_GOAL_.
Search the data for the word "masa" and copy every line that contains it.

_DATASET ENTRIES_.
=-=-=-=-=

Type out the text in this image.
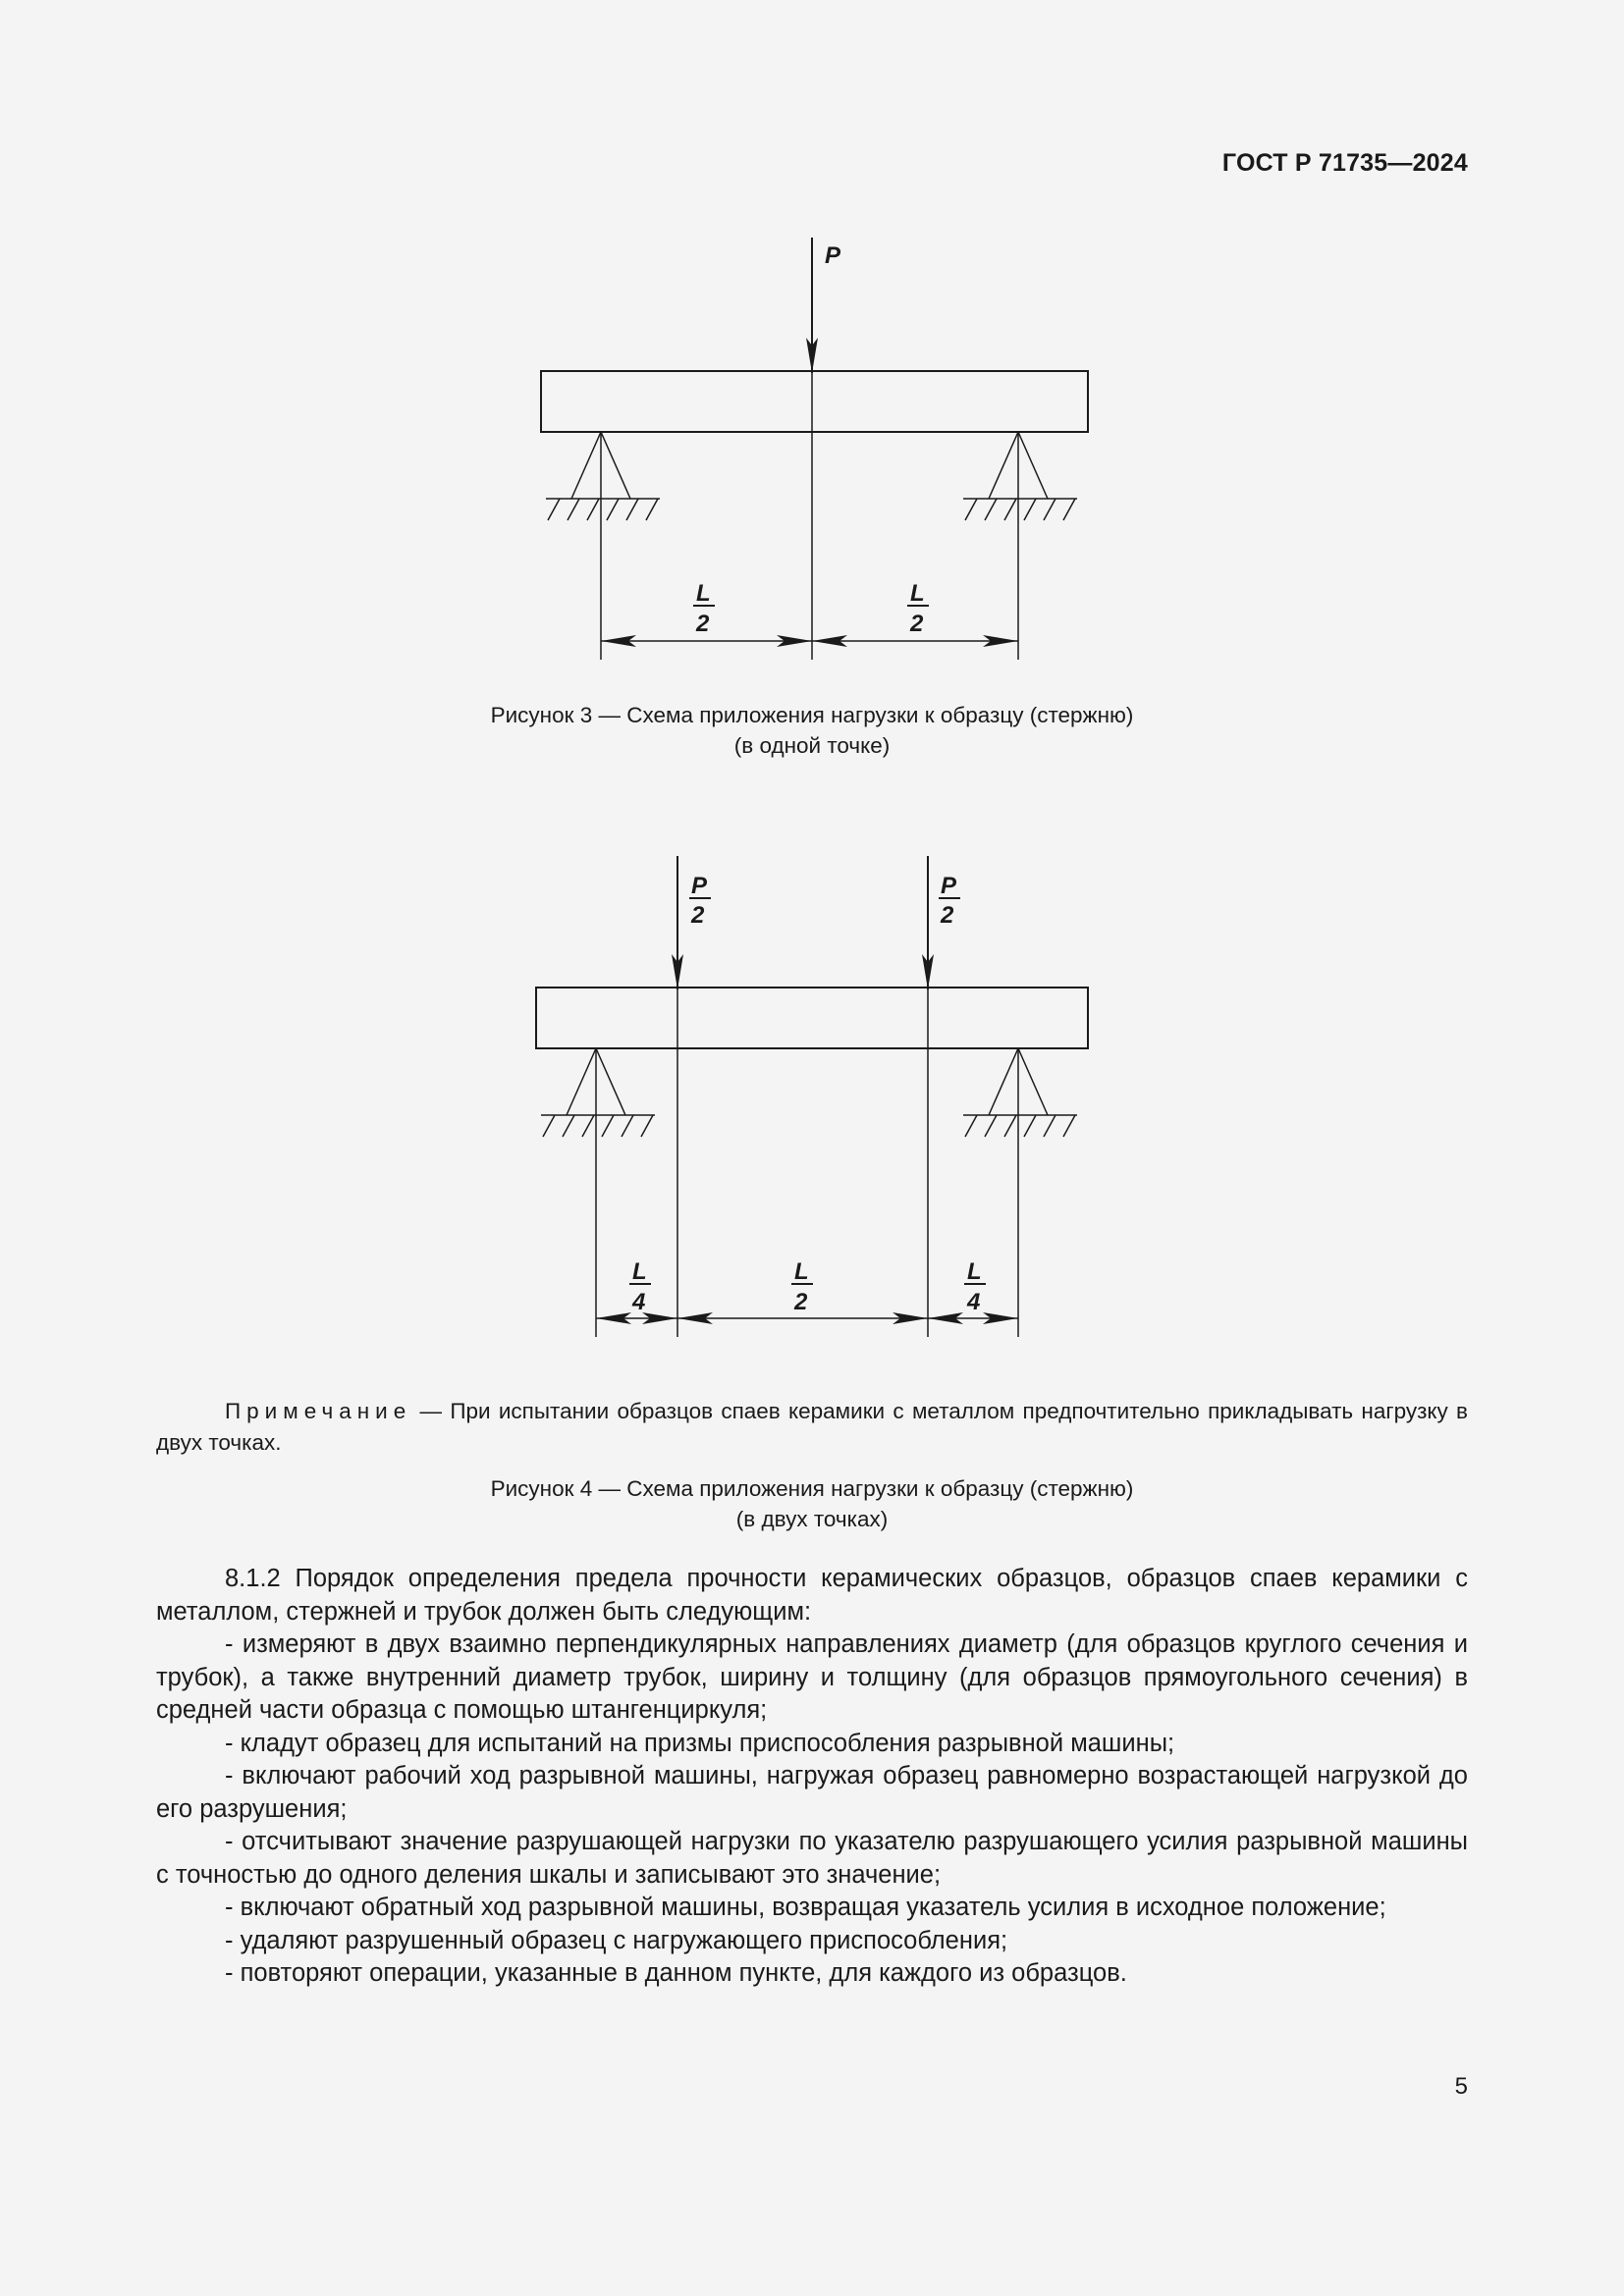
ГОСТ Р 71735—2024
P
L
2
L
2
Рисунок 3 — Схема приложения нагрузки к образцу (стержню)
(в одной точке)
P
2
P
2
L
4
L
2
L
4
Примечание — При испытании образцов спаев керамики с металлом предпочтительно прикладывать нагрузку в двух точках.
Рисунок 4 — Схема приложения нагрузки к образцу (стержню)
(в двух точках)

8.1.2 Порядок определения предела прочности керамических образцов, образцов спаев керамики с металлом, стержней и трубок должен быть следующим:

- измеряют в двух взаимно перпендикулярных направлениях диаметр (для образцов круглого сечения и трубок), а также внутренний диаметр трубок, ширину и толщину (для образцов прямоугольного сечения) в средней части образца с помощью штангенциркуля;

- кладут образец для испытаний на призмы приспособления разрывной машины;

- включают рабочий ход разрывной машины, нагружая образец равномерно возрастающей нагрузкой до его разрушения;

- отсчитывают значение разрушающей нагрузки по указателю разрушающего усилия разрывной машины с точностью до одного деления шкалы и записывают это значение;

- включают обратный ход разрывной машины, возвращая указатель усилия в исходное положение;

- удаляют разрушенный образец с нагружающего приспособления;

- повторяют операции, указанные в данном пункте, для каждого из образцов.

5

=-=-=-=-=

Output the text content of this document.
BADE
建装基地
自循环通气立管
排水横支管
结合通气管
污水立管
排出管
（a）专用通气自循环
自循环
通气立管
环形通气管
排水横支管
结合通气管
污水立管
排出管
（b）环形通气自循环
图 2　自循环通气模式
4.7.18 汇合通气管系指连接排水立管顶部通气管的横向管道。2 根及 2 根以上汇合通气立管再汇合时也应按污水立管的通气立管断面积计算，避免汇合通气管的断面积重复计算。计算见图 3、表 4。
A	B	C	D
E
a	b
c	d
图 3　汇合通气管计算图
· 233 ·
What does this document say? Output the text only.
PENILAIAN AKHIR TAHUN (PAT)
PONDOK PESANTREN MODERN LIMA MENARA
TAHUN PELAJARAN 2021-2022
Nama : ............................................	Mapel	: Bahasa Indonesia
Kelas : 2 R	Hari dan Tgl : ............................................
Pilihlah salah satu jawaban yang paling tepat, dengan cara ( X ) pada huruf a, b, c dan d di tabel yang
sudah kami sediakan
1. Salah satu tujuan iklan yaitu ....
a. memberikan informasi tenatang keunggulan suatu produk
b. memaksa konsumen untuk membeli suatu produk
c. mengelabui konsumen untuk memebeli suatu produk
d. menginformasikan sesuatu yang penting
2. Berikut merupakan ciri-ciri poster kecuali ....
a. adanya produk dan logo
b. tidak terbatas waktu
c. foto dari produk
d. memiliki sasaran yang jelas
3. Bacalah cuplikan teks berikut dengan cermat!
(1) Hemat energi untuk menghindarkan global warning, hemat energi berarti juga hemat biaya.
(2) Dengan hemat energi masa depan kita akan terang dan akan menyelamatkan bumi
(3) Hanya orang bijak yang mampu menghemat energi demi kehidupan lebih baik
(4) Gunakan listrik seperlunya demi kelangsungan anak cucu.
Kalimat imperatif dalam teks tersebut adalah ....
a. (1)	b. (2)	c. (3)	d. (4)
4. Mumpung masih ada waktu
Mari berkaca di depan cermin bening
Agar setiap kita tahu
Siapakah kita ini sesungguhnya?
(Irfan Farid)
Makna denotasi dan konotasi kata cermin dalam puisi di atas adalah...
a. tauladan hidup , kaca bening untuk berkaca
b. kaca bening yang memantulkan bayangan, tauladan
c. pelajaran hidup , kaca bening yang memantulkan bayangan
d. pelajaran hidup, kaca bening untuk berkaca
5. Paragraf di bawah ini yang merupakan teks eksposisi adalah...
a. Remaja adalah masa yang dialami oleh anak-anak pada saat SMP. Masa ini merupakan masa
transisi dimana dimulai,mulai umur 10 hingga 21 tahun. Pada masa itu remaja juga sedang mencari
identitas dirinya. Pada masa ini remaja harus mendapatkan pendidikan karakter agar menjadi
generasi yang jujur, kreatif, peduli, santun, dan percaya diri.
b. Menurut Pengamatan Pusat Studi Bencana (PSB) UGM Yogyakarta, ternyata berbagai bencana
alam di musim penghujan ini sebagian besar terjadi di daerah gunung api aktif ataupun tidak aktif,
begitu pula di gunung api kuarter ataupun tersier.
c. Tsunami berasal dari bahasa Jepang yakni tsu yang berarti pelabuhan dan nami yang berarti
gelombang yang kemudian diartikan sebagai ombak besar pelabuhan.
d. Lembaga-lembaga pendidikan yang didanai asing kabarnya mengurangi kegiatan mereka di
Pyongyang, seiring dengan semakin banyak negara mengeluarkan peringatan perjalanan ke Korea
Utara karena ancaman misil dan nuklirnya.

=-=-=-=-=

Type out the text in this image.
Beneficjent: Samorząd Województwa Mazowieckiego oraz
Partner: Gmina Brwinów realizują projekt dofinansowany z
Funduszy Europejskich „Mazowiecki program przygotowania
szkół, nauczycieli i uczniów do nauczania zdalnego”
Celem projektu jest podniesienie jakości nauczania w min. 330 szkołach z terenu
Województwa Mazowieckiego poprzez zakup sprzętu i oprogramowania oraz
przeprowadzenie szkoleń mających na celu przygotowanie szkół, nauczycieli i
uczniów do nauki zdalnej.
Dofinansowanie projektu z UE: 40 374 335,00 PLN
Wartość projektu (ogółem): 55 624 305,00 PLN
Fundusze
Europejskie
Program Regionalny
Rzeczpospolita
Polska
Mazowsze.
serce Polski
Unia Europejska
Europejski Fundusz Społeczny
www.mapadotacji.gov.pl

=-=-=-=-=

_ANSWER TO THE TASK_.
(2) Dengan hemat energi masa depan kita akan terang dan akan menyelamatkan bumi
a. Remaja adalah masa yang dialami oleh anak-anak pada saat SMP. Masa ini merupakan masa
transisi dimana dimulai,mulai umur 10 hingga 21 tahun. Pada masa itu remaja juga sedang mencari
identitas dirinya. Pada masa ini remaja harus mendapatkan pendidikan karakter agar menjadi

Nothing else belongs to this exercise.